TASK TO COMPLETE: All entries below need to be written out exactly, but without their pictures.

INPUT FOR THIS TASK:

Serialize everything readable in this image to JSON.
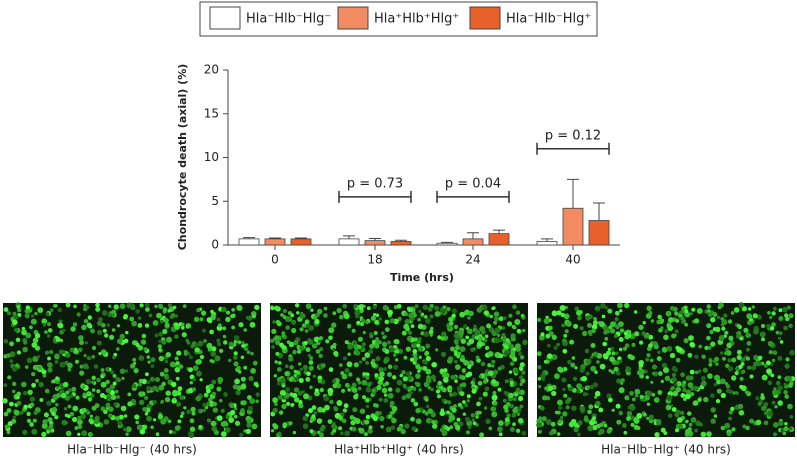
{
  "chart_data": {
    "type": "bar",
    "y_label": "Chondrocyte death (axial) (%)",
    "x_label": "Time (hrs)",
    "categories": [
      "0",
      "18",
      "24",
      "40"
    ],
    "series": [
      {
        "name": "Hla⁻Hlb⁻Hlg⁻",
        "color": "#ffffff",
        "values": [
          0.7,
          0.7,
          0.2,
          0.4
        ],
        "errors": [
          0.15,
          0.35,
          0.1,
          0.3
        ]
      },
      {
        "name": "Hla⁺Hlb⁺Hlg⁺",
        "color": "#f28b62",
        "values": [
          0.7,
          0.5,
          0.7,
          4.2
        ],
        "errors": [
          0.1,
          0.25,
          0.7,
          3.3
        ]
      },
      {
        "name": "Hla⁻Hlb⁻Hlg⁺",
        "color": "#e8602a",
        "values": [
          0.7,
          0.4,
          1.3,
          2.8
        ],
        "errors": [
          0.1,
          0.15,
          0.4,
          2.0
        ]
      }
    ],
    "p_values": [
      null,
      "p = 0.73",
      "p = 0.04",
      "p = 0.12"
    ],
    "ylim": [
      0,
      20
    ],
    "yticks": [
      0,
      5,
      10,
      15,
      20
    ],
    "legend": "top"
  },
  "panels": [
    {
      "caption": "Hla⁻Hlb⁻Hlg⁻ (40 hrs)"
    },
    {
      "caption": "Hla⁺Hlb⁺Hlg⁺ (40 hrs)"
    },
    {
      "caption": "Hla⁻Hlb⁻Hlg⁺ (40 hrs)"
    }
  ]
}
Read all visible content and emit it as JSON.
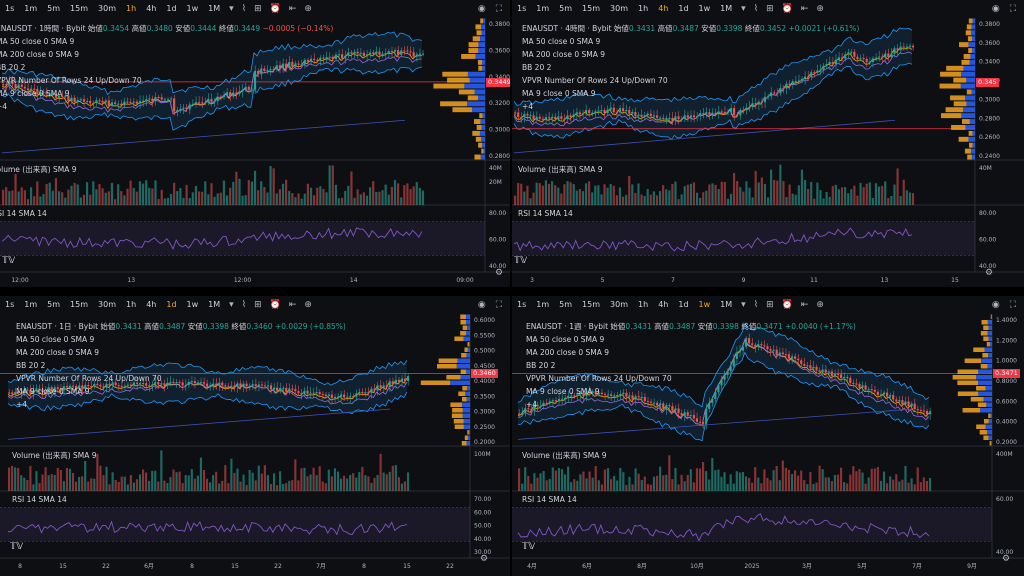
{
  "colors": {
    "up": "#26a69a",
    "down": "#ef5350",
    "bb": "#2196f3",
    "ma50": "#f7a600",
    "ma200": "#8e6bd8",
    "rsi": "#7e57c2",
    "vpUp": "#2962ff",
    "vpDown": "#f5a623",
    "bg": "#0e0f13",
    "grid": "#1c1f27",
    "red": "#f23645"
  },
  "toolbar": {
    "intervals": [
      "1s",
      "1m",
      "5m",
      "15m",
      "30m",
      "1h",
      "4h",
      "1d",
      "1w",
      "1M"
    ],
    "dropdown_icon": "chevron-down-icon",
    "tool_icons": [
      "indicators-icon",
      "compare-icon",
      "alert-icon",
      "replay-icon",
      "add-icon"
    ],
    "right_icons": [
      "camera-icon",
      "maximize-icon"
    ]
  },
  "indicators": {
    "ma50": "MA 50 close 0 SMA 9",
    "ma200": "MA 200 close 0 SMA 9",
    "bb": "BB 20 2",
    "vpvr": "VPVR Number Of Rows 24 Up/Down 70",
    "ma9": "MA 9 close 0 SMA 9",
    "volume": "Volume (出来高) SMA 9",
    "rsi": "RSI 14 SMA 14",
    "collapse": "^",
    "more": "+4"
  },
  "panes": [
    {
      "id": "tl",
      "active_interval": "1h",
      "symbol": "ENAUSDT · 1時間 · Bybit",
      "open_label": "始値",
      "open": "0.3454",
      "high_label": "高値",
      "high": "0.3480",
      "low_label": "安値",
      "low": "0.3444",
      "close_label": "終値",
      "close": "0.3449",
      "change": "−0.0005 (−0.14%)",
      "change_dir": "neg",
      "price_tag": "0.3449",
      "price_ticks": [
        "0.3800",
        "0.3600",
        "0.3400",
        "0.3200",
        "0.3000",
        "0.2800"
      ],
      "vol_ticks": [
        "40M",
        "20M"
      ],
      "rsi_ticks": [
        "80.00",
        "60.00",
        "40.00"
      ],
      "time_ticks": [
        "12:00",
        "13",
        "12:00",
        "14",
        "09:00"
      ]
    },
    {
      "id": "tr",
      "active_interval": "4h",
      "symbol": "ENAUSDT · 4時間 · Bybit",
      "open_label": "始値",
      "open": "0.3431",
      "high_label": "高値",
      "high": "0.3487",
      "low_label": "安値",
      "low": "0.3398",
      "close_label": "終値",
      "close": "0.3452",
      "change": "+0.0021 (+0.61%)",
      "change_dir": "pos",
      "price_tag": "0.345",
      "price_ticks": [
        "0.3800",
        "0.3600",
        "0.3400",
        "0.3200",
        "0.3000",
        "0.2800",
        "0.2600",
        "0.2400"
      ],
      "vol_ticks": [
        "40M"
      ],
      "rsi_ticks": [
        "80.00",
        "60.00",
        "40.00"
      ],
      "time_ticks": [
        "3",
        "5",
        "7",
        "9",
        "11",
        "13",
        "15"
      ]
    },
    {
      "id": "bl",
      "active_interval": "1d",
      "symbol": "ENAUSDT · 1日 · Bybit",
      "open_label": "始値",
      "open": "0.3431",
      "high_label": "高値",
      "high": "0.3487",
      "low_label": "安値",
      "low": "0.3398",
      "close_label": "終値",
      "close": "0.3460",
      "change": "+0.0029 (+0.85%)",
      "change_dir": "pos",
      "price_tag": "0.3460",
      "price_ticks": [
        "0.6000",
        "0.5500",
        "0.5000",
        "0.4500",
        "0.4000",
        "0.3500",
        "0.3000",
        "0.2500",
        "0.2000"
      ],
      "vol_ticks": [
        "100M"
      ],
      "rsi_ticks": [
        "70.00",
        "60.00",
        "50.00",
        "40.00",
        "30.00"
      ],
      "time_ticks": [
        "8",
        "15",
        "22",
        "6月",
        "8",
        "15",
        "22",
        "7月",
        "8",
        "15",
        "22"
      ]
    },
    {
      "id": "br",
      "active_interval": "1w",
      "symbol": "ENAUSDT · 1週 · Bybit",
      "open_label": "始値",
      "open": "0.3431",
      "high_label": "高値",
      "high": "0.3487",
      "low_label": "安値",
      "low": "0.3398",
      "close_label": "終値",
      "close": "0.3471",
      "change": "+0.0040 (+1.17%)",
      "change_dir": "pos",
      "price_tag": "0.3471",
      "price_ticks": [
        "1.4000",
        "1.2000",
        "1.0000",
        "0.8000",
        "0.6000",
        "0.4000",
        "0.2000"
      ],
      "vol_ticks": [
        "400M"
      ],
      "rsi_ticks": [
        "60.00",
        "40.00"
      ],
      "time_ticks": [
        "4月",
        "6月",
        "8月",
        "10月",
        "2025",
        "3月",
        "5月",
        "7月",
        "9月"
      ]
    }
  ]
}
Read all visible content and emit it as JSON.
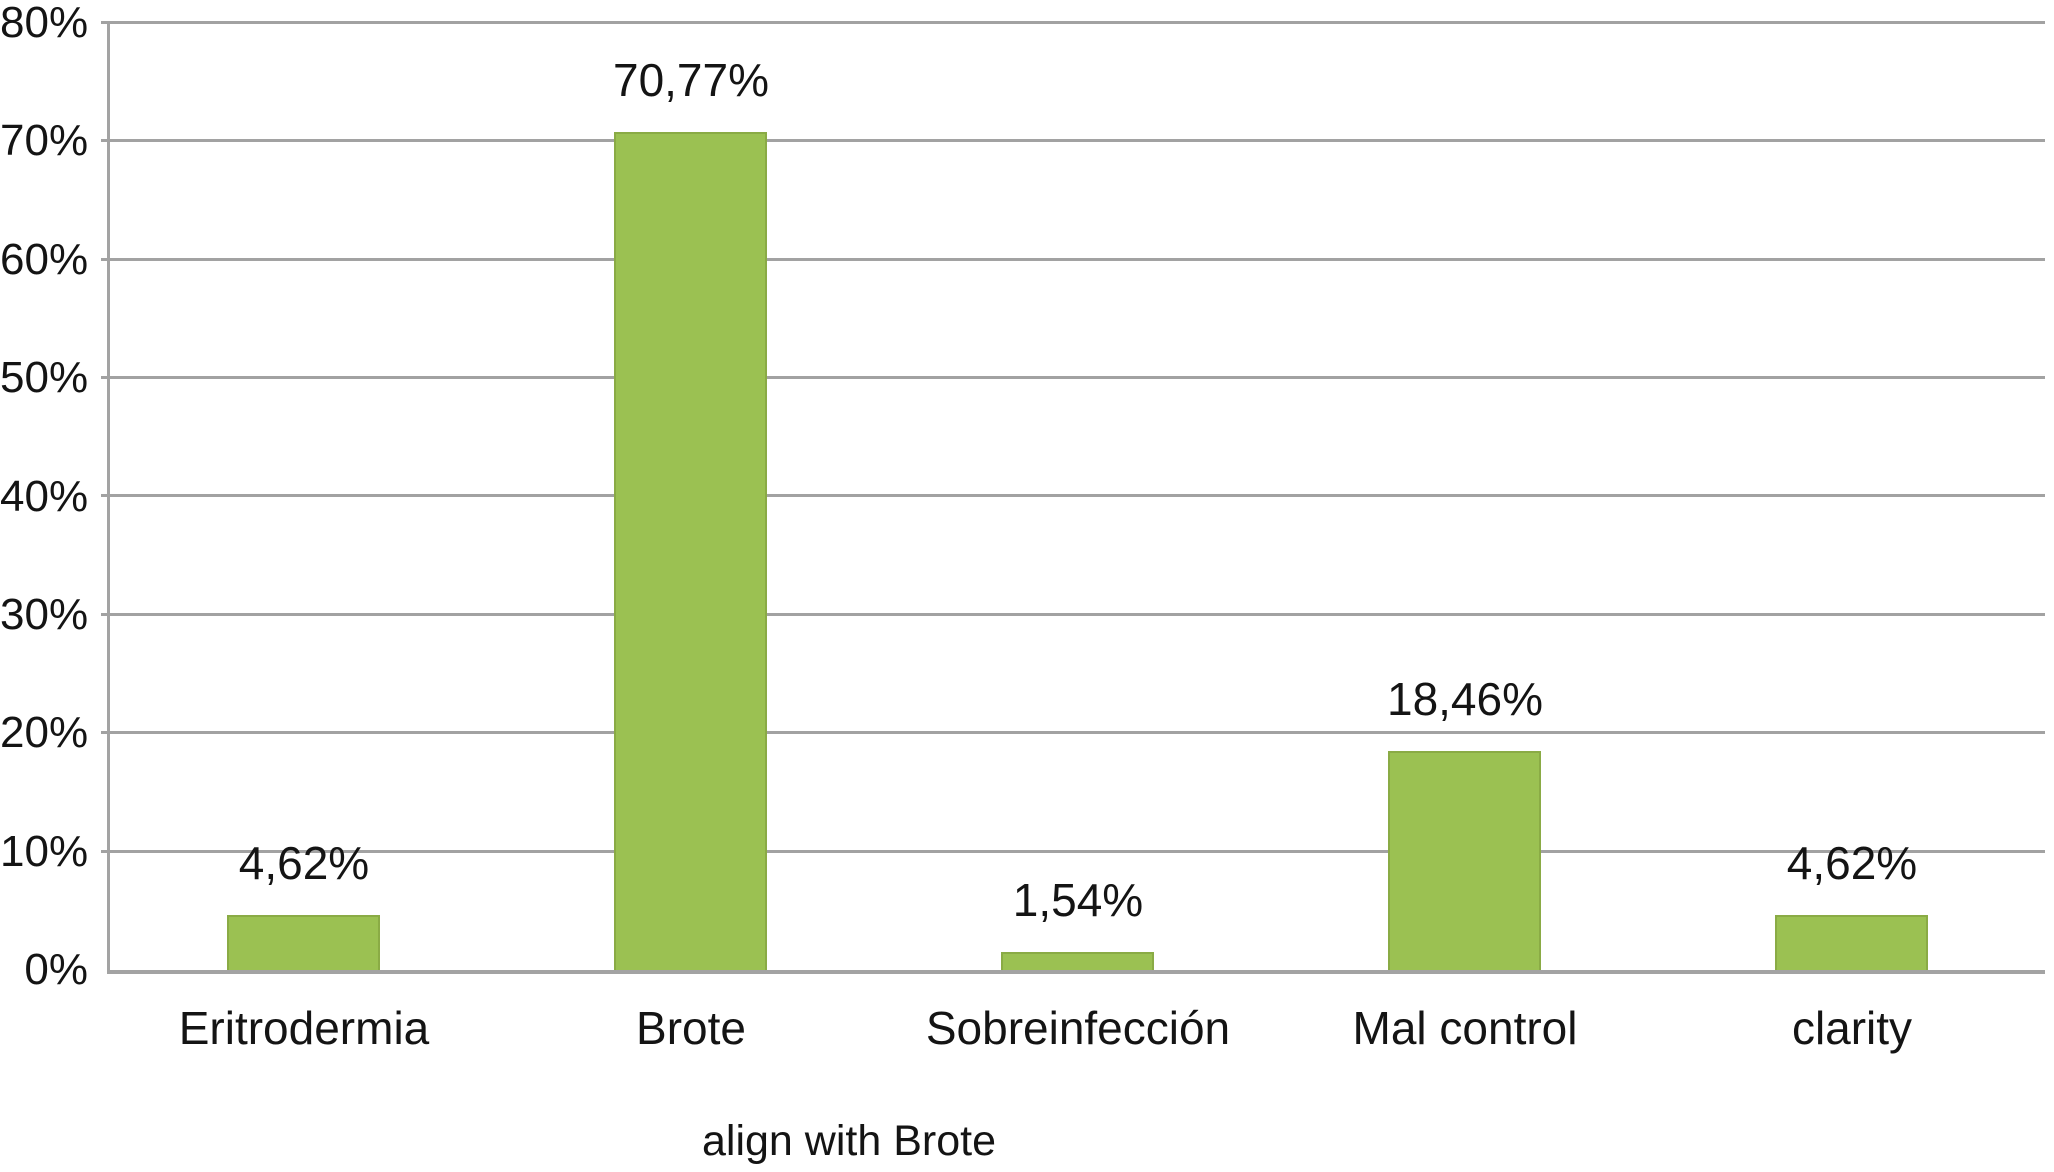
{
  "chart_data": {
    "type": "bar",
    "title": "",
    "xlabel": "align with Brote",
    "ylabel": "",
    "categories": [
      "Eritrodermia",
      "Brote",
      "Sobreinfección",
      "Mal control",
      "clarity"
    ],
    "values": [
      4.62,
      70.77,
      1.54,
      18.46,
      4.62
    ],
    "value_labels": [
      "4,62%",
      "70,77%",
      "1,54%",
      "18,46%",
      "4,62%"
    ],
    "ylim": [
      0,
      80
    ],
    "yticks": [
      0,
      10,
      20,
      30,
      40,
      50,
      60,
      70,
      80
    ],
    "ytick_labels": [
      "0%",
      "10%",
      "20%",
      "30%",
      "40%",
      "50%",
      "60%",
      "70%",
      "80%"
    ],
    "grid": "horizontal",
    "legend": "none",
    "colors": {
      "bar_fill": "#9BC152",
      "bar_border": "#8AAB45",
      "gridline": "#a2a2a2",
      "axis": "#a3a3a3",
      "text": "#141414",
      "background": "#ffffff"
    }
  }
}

EXERCISE SOLUTION:
Serialize everything readable in this image to JSON.
{
  "chart_data": {
    "type": "bar",
    "y_label": "Chondrocyte death (axial) (%)",
    "x_label": "Time (hrs)",
    "categories": [
      "0",
      "18",
      "24",
      "40"
    ],
    "series": [
      {
        "name": "Hla⁻Hlb⁻Hlg⁻",
        "color": "#ffffff",
        "values": [
          0.7,
          0.7,
          0.2,
          0.4
        ],
        "errors": [
          0.15,
          0.35,
          0.1,
          0.3
        ]
      },
      {
        "name": "Hla⁺Hlb⁺Hlg⁺",
        "color": "#f28b62",
        "values": [
          0.7,
          0.5,
          0.7,
          4.2
        ],
        "errors": [
          0.1,
          0.25,
          0.7,
          3.3
        ]
      },
      {
        "name": "Hla⁻Hlb⁻Hlg⁺",
        "color": "#e8602a",
        "values": [
          0.7,
          0.4,
          1.3,
          2.8
        ],
        "errors": [
          0.1,
          0.15,
          0.4,
          2.0
        ]
      }
    ],
    "p_values": [
      null,
      "p = 0.73",
      "p = 0.04",
      "p = 0.12"
    ],
    "ylim": [
      0,
      20
    ],
    "yticks": [
      0,
      5,
      10,
      15,
      20
    ],
    "legend": "top"
  },
  "panels": [
    {
      "caption": "Hla⁻Hlb⁻Hlg⁻ (40 hrs)"
    },
    {
      "caption": "Hla⁺Hlb⁺Hlg⁺ (40 hrs)"
    },
    {
      "caption": "Hla⁻Hlb⁻Hlg⁺ (40 hrs)"
    }
  ]
}
Read all visible content and emit it as JSON.
{
  "colors": {
    "up": "#26a69a",
    "down": "#ef5350",
    "bb": "#2196f3",
    "ma50": "#f7a600",
    "ma200": "#8e6bd8",
    "rsi": "#7e57c2",
    "vpUp": "#2962ff",
    "vpDown": "#f5a623",
    "bg": "#0e0f13",
    "grid": "#1c1f27",
    "red": "#f23645"
  },
  "toolbar": {
    "intervals": [
      "1s",
      "1m",
      "5m",
      "15m",
      "30m",
      "1h",
      "4h",
      "1d",
      "1w",
      "1M"
    ],
    "dropdown_icon": "chevron-down-icon",
    "tool_icons": [
      "indicators-icon",
      "compare-icon",
      "alert-icon",
      "replay-icon",
      "add-icon"
    ],
    "right_icons": [
      "camera-icon",
      "maximize-icon"
    ]
  },
  "indicators": {
    "ma50": "MA 50 close 0 SMA 9",
    "ma200": "MA 200 close 0 SMA 9",
    "bb": "BB 20 2",
    "vpvr": "VPVR Number Of Rows 24 Up/Down 70",
    "ma9": "MA 9 close 0 SMA 9",
    "volume": "Volume (出来高) SMA 9",
    "rsi": "RSI 14 SMA 14",
    "collapse": "^",
    "more": "+4"
  },
  "panes": [
    {
      "id": "tl",
      "active_interval": "1h",
      "symbol": "ENAUSDT · 1時間 · Bybit",
      "open_label": "始値",
      "open": "0.3454",
      "high_label": "高値",
      "high": "0.3480",
      "low_label": "安値",
      "low": "0.3444",
      "close_label": "終値",
      "close": "0.3449",
      "change": "−0.0005 (−0.14%)",
      "change_dir": "neg",
      "price_tag": "0.3449",
      "price_ticks": [
        "0.3800",
        "0.3600",
        "0.3400",
        "0.3200",
        "0.3000",
        "0.2800"
      ],
      "vol_ticks": [
        "40M",
        "20M"
      ],
      "rsi_ticks": [
        "80.00",
        "60.00",
        "40.00"
      ],
      "time_ticks": [
        "12:00",
        "13",
        "12:00",
        "14",
        "09:00"
      ]
    },
    {
      "id": "tr",
      "active_interval": "4h",
      "symbol": "ENAUSDT · 4時間 · Bybit",
      "open_label": "始値",
      "open": "0.3431",
      "high_label": "高値",
      "high": "0.3487",
      "low_label": "安値",
      "low": "0.3398",
      "close_label": "終値",
      "close": "0.3452",
      "change": "+0.0021 (+0.61%)",
      "change_dir": "pos",
      "price_tag": "0.345",
      "price_ticks": [
        "0.3800",
        "0.3600",
        "0.3400",
        "0.3200",
        "0.3000",
        "0.2800",
        "0.2600",
        "0.2400"
      ],
      "vol_ticks": [
        "40M"
      ],
      "rsi_ticks": [
        "80.00",
        "60.00",
        "40.00"
      ],
      "time_ticks": [
        "3",
        "5",
        "7",
        "9",
        "11",
        "13",
        "15"
      ]
    },
    {
      "id": "bl",
      "active_interval": "1d",
      "symbol": "ENAUSDT · 1日 · Bybit",
      "open_label": "始値",
      "open": "0.3431",
      "high_label": "高値",
      "high": "0.3487",
      "low_label": "安値",
      "low": "0.3398",
      "close_label": "終値",
      "close": "0.3460",
      "change": "+0.0029 (+0.85%)",
      "change_dir": "pos",
      "price_tag": "0.3460",
      "price_ticks": [
        "0.6000",
        "0.5500",
        "0.5000",
        "0.4500",
        "0.4000",
        "0.3500",
        "0.3000",
        "0.2500",
        "0.2000"
      ],
      "vol_ticks": [
        "100M"
      ],
      "rsi_ticks": [
        "70.00",
        "60.00",
        "50.00",
        "40.00",
        "30.00"
      ],
      "time_ticks": [
        "8",
        "15",
        "22",
        "6月",
        "8",
        "15",
        "22",
        "7月",
        "8",
        "15",
        "22"
      ]
    },
    {
      "id": "br",
      "active_interval": "1w",
      "symbol": "ENAUSDT · 1週 · Bybit",
      "open_label": "始値",
      "open": "0.3431",
      "high_label": "高値",
      "high": "0.3487",
      "low_label": "安値",
      "low": "0.3398",
      "close_label": "終値",
      "close": "0.3471",
      "change": "+0.0040 (+1.17%)",
      "change_dir": "pos",
      "price_tag": "0.3471",
      "price_ticks": [
        "1.4000",
        "1.2000",
        "1.0000",
        "0.8000",
        "0.6000",
        "0.4000",
        "0.2000"
      ],
      "vol_ticks": [
        "400M"
      ],
      "rsi_ticks": [
        "60.00",
        "40.00"
      ],
      "time_ticks": [
        "4月",
        "6月",
        "8月",
        "10月",
        "2025",
        "3月",
        "5月",
        "7月",
        "9月"
      ]
    }
  ]
}
Read all visible content and emit it as JSON.
{
  "chart_data": {
    "type": "bar",
    "title": "",
    "xlabel": "align with Brote",
    "ylabel": "",
    "categories": [
      "Eritrodermia",
      "Brote",
      "Sobreinfección",
      "Mal control",
      "clarity"
    ],
    "values": [
      4.62,
      70.77,
      1.54,
      18.46,
      4.62
    ],
    "value_labels": [
      "4,62%",
      "70,77%",
      "1,54%",
      "18,46%",
      "4,62%"
    ],
    "ylim": [
      0,
      80
    ],
    "yticks": [
      0,
      10,
      20,
      30,
      40,
      50,
      60,
      70,
      80
    ],
    "ytick_labels": [
      "0%",
      "10%",
      "20%",
      "30%",
      "40%",
      "50%",
      "60%",
      "70%",
      "80%"
    ],
    "grid": "horizontal",
    "legend": "none",
    "colors": {
      "bar_fill": "#9BC152",
      "bar_border": "#8AAB45",
      "gridline": "#a2a2a2",
      "axis": "#a3a3a3",
      "text": "#141414",
      "background": "#ffffff"
    }
  }
}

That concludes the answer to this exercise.